---------- DATA EXTRACT

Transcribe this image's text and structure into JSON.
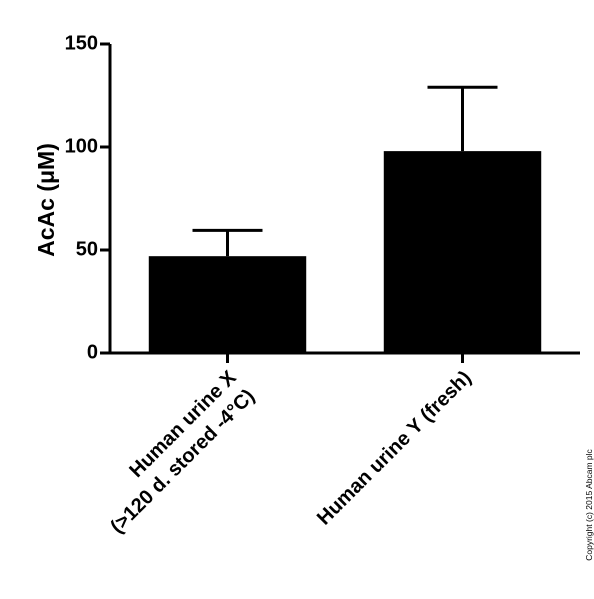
{
  "chart_data": {
    "type": "bar",
    "y_label": "AcAc (μM)",
    "categories": [
      [
        "Human urine X",
        "(>120 d. stored -4°C)"
      ],
      [
        "Human urine Y (fresh)"
      ]
    ],
    "values": [
      47,
      98
    ],
    "errors": [
      12.5,
      31
    ],
    "color": "#000000",
    "ylim": [
      0,
      150
    ],
    "yticks": [
      0,
      50,
      100,
      150
    ],
    "copyright": "Copyright (c) 2015 Abcam plc"
  }
}
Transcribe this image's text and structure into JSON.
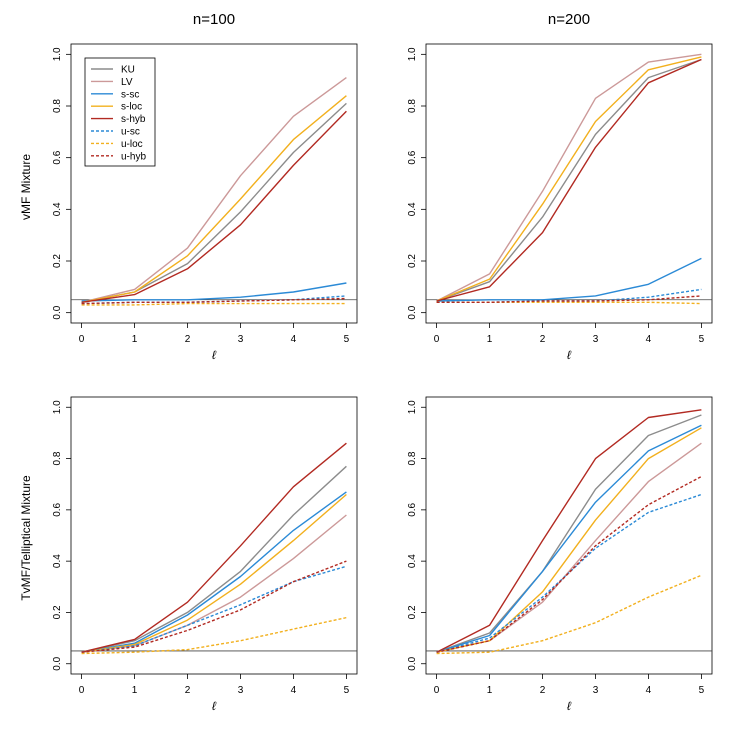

--------------------

◆ WHAT IS REQUIRED:
Reproduce the material word for word. Any pictures should be left out of the copy.

◆ CORRECT RESULT:
Transcribe this image's text and structure into JSON.
{
  "chart_data": {
    "type": "bar",
    "y_label": "AcAc (μM)",
    "categories": [
      [
        "Human urine X",
        "(>120 d. stored -4°C)"
      ],
      [
        "Human urine Y (fresh)"
      ]
    ],
    "values": [
      47,
      98
    ],
    "errors": [
      12.5,
      31
    ],
    "color": "#000000",
    "ylim": [
      0,
      150
    ],
    "yticks": [
      0,
      50,
      100,
      150
    ],
    "copyright": "Copyright (c) 2015 Abcam plc"
  }
}
Transcribe this image's text and structure into JSON.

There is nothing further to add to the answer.